Goal:
Wherever the word "School" appears in a line, copy that line.

Input rows:

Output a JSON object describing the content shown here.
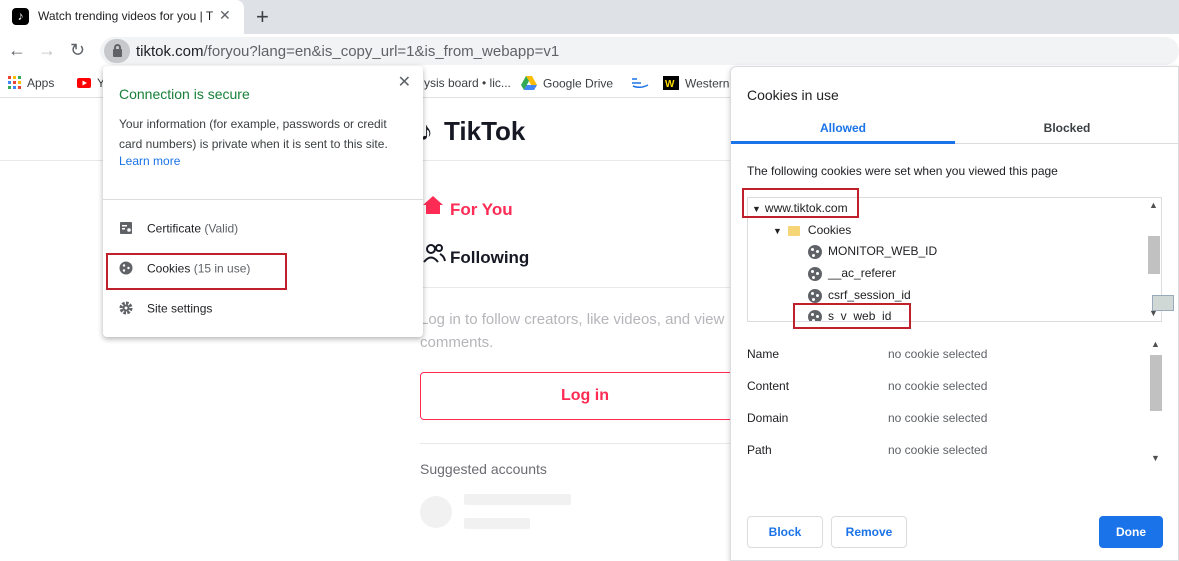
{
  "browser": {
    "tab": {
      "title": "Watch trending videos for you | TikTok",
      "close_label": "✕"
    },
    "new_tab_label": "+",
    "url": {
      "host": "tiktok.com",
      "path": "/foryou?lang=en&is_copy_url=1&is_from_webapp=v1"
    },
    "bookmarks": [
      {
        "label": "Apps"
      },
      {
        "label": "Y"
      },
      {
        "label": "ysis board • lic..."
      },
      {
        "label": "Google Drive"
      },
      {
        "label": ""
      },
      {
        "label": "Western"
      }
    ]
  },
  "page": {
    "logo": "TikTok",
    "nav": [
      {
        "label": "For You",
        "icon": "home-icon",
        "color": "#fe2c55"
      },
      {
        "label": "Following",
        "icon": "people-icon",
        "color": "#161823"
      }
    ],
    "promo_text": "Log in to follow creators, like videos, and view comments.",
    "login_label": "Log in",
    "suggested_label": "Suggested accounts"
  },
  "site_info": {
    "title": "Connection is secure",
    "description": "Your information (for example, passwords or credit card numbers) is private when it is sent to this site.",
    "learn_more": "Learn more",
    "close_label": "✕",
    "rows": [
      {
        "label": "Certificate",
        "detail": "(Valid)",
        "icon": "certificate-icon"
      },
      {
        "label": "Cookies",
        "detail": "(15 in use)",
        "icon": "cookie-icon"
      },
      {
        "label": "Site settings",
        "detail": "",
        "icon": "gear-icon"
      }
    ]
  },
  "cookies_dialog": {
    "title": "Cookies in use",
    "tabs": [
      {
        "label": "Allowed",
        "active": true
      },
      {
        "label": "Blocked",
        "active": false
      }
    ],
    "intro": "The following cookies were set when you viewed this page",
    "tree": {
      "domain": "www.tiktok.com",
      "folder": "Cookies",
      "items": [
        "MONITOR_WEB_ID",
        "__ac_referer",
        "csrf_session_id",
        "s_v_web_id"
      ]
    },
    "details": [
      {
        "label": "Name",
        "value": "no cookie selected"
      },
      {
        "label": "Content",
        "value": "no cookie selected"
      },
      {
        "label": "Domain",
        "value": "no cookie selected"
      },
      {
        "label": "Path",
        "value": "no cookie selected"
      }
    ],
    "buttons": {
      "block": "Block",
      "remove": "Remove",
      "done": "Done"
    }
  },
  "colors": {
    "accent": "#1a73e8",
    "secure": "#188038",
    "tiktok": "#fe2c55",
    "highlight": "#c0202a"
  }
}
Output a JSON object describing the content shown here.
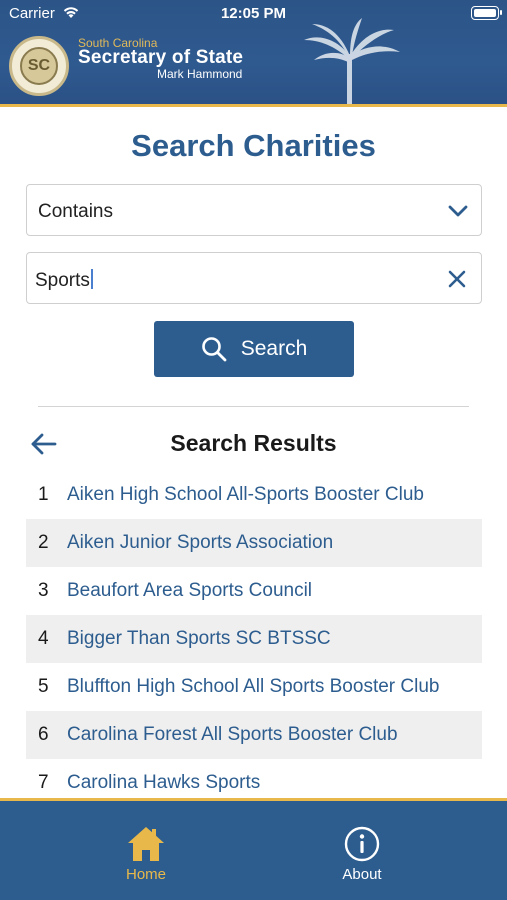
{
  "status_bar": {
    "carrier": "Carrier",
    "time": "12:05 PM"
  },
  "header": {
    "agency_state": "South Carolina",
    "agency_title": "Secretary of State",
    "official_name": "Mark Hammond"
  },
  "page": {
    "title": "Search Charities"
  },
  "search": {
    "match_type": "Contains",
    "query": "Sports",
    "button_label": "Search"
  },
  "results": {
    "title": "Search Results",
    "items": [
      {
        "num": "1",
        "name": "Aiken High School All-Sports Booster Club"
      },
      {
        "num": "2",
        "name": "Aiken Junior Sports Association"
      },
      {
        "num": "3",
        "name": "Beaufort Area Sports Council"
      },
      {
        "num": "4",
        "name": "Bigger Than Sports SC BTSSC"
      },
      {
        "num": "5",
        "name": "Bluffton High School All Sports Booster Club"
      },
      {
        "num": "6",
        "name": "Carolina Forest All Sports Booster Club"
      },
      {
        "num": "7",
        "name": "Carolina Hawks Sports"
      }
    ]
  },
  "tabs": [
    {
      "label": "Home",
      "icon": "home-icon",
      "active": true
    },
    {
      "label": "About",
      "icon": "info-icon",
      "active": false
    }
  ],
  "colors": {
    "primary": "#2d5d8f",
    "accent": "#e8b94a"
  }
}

Complete response:
        "name": "Aiken High School All-Sports Booster Club"
        "name": "Bluffton High School All Sports Booster Club"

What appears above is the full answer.